▶

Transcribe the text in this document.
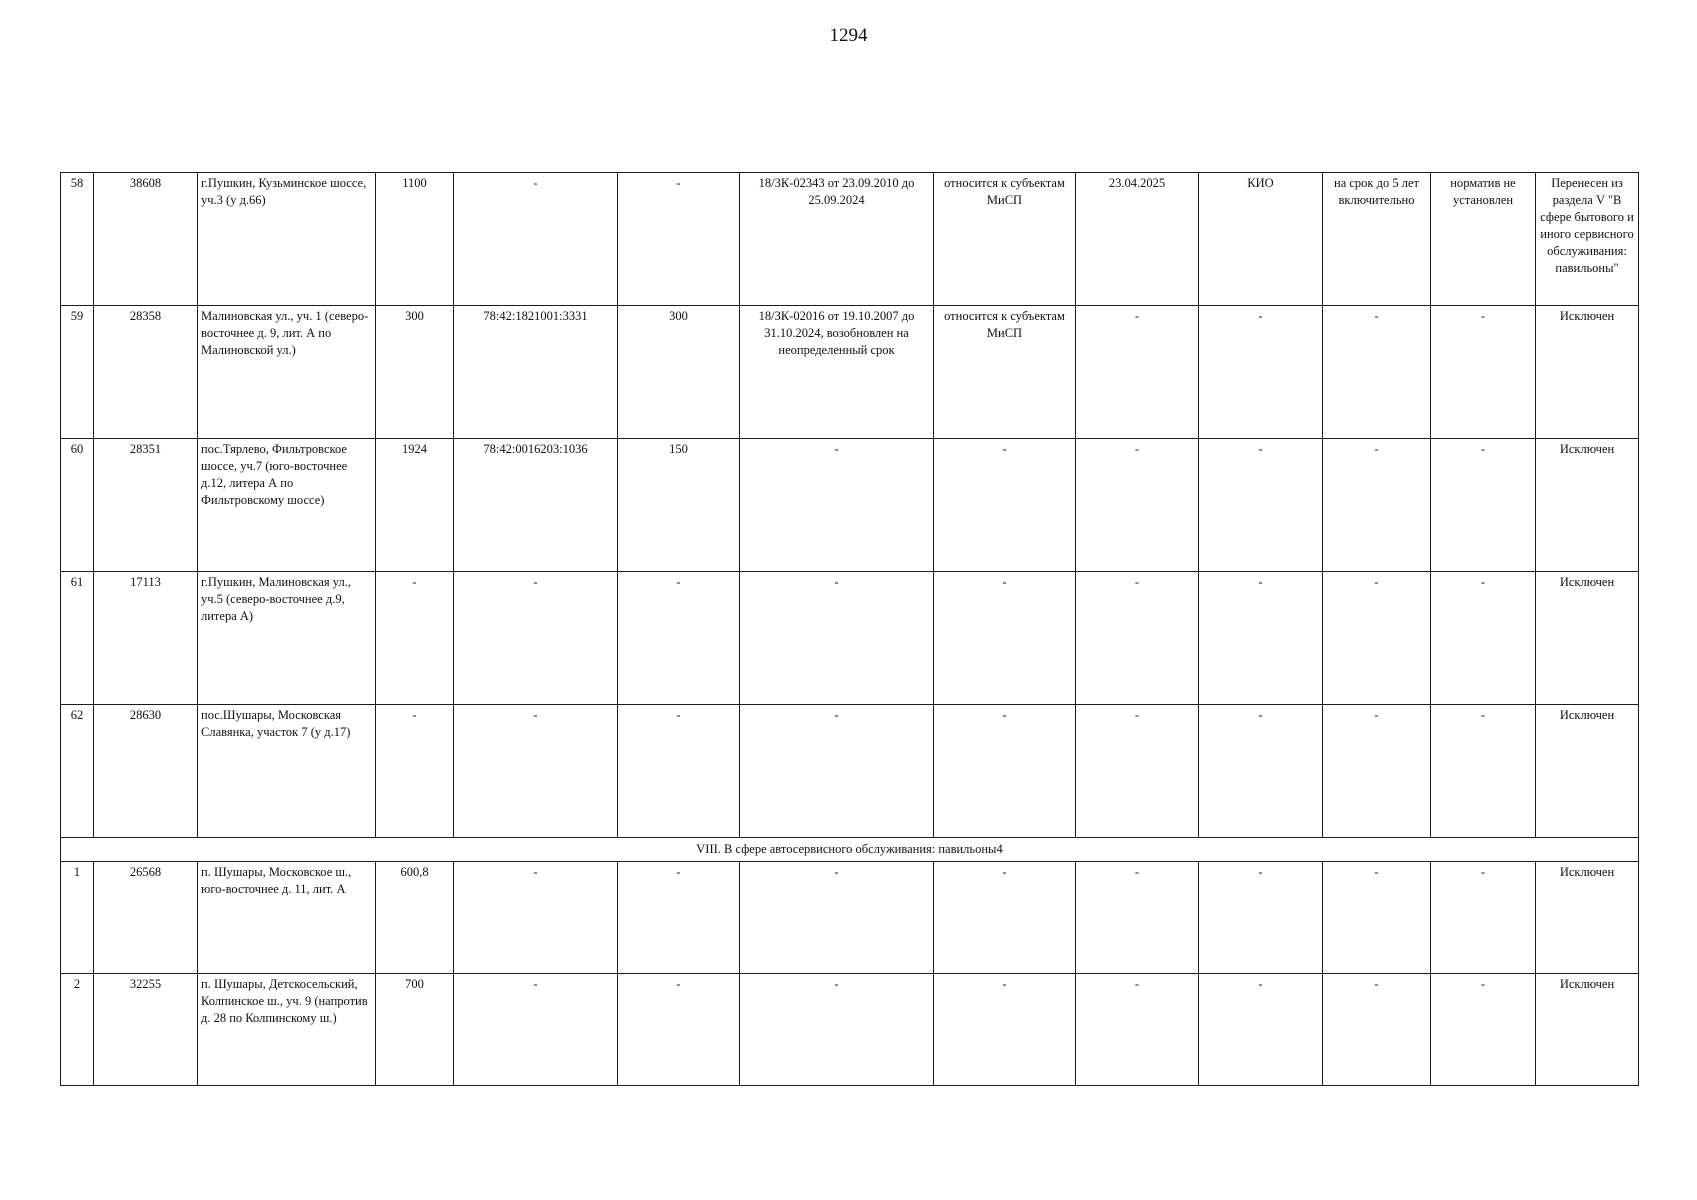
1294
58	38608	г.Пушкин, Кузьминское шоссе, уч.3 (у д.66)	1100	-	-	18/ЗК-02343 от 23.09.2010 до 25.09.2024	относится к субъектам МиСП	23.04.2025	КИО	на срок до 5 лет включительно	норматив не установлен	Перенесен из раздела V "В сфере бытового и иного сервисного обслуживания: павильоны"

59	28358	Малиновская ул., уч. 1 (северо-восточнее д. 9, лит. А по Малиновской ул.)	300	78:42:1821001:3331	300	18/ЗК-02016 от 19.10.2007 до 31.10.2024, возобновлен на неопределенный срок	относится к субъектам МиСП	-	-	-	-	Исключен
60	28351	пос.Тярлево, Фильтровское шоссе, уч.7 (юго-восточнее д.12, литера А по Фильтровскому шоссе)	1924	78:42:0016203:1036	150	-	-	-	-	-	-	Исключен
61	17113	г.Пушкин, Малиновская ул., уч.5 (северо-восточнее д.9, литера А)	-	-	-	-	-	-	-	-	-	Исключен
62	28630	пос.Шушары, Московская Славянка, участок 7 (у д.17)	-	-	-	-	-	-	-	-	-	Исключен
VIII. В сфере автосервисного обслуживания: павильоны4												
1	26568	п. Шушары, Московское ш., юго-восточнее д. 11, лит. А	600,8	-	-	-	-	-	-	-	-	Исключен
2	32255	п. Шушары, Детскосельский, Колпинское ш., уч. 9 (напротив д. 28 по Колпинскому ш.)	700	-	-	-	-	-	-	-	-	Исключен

◀

Copy out each line in the listing that has the word "литера".

The completed task =>
60	28351	пос.Тярлево, Фильтровское шоссе, уч.7 (юго-восточнее д.12, литера А по Фильтровскому шоссе)	1924	78:42:0016203:1036	150	-	-	-	-	-	-	Исключен
61	17113	г.Пушкин, Малиновская ул., уч.5 (северо-восточнее д.9, литера А)	-	-	-	-	-	-	-	-	-	Исключен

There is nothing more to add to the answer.